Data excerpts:
===
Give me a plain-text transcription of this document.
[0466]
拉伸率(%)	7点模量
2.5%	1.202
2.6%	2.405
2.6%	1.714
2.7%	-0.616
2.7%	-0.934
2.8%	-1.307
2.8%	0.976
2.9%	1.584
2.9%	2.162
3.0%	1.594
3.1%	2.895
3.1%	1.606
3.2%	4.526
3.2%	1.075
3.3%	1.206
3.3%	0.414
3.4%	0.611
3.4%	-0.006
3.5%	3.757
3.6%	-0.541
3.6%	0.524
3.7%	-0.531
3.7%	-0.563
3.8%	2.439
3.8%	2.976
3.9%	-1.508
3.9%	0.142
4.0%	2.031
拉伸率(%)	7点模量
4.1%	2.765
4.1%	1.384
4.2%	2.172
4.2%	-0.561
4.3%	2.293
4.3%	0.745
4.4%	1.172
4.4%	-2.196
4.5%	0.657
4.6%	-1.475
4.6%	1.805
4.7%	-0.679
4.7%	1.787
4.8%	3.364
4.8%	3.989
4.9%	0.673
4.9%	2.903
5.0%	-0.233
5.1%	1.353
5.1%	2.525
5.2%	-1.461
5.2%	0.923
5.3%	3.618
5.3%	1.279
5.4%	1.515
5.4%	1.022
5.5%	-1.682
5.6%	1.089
===
* Exercise goal:
Retype the listing exactly, in full.

* Output below:
Give me a plain-text transcription of this document.
[0466]
拉伸率(%)	7点模量
2.5%	1.202
2.6%	2.405
2.6%	1.714
2.7%	-0.616
2.7%	-0.934
2.8%	-1.307
2.8%	0.976
2.9%	1.584
2.9%	2.162
3.0%	1.594
3.1%	2.895
3.1%	1.606
3.2%	4.526
3.2%	1.075
3.3%	1.206
3.3%	0.414
3.4%	0.611
3.4%	-0.006
3.5%	3.757
3.6%	-0.541
3.6%	0.524
3.7%	-0.531
3.7%	-0.563
3.8%	2.439
3.8%	2.976
3.9%	-1.508
3.9%	0.142
4.0%	2.031
拉伸率(%)	7点模量
4.1%	2.765
4.1%	1.384
4.2%	2.172
4.2%	-0.561
4.3%	2.293
4.3%	0.745
4.4%	1.172
4.4%	-2.196
4.5%	0.657
4.6%	-1.475
4.6%	1.805
4.7%	-0.679
4.7%	1.787
4.8%	3.364
4.8%	3.989
4.9%	0.673
4.9%	2.903
5.0%	-0.233
5.1%	1.353
5.1%	2.525
5.2%	-1.461
5.2%	0.923
5.3%	3.618
5.3%	1.279
5.4%	1.515
5.4%	1.022
5.5%	-1.682
5.6%	1.089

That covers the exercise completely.